| GOAL |
Your task is to repeat the entries word for word while leaving out the pictures.

| PROVIDED RECORDS |
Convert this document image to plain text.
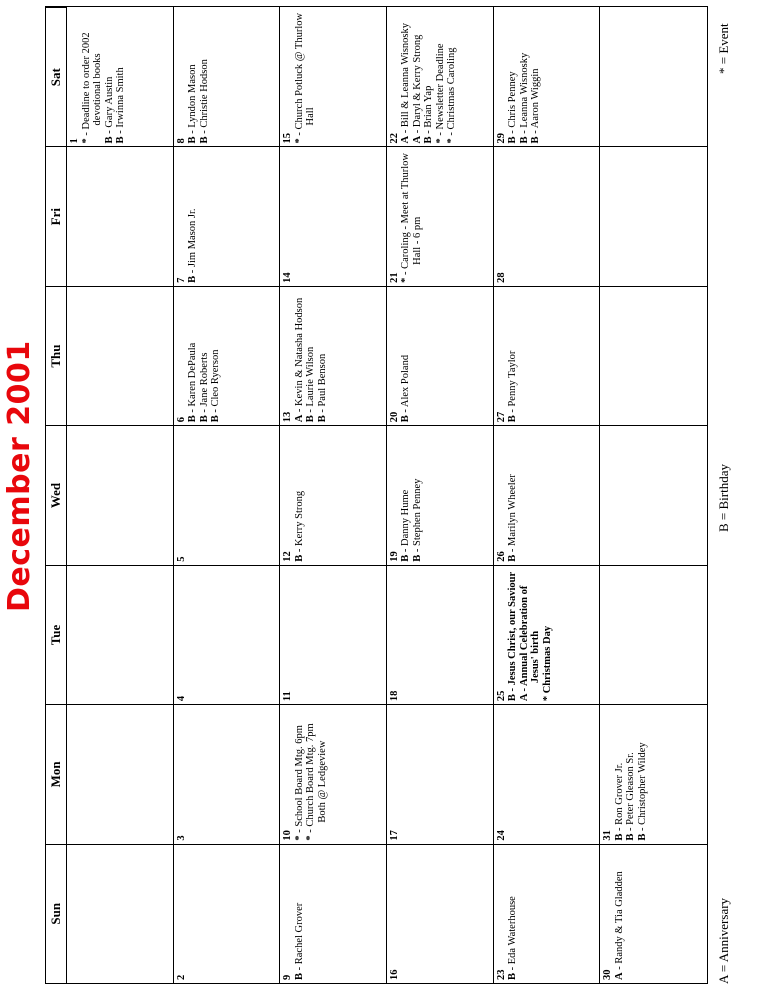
December 2001
Sun
Mon
Tue
Wed
Thu
Fri
Sat
1 * - Deadline to order 2002 devotional books
B - Gary Austin
B - Irwinna Smith
2
3
4
5
6 B - Karen DePaula
B - Jane Roberts
B - Cleo Ryerson
7 B - Jim Mason Jr.
8 B - Lyndon Mason
B - Christie Hodson
9 B - Rachel Grover
10 * - School Board Mtg. 6pm
* - Church Board Mtg. 7pm Both @ Ledgeview
11
12 B - Kerry Strong
13 A - Kevin & Natasha Hodson
B - Laurie Wilson
B - Paul Benson
14
15 * - Church Potluck @ Thurlow Hall
16
17
18
19 B - Danny Hume
B - Stephen Penney
20 B - Alex Poland
21 * - Caroling - Meet at Thurlow Hall - 6 pm
22 A - Bill & Leanna Wisnosky
A - Daryl & Kerry Strong
B - Brian Yap
* - Newsletter Deadline
* - Christmas Caroling
23 B - Eda Waterhouse
24
25 B - Jesus Christ, our Saviour
A - Annual Celebration of Jesus' birth
* Christmas Day
26 B - Marilyn Wheeler
27 B - Penny Taylor
28
29 B - Chris Penney
B - Leanna Wisnosky
B - Aaron Wiggin
30 A - Randy & Tia Gladden
31 B - Ron Grover Jr.
B - Peter Gleason Sr.
B - Christopher Wildey
A = Anniversary
B = Birthday
* = Event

| THE REPLY |
Convert this document image to plain text.
December 2001
Sun
Mon
Tue
Wed
Thu
Fri
Sat
1 * - Deadline to order 2002 devotional books
B - Gary Austin
B - Irwinna Smith
2
3
4
5
6 B - Karen DePaula
B - Jane Roberts
B - Cleo Ryerson
7 B - Jim Mason Jr.
8 B - Lyndon Mason
B - Christie Hodson
9 B - Rachel Grover
10 * - School Board Mtg. 6pm
* - Church Board Mtg. 7pm Both @ Ledgeview
11
12 B - Kerry Strong
13 A - Kevin & Natasha Hodson
B - Laurie Wilson
B - Paul Benson
14
15 * - Church Potluck @ Thurlow Hall
16
17
18
19 B - Danny Hume
B - Stephen Penney
20 B - Alex Poland
21 * - Caroling - Meet at Thurlow Hall - 6 pm
22 A - Bill & Leanna Wisnosky
A - Daryl & Kerry Strong
B - Brian Yap
* - Newsletter Deadline
* - Christmas Caroling
23 B - Eda Waterhouse
24
25 B - Jesus Christ, our Saviour
A - Annual Celebration of Jesus' birth
* Christmas Day
26 B - Marilyn Wheeler
27 B - Penny Taylor
28
29 B - Chris Penney
B - Leanna Wisnosky
B - Aaron Wiggin
30 A - Randy & Tia Gladden
31 B - Ron Grover Jr.
B - Peter Gleason Sr.
B - Christopher Wildey
A = Anniversary
B = Birthday
* = Event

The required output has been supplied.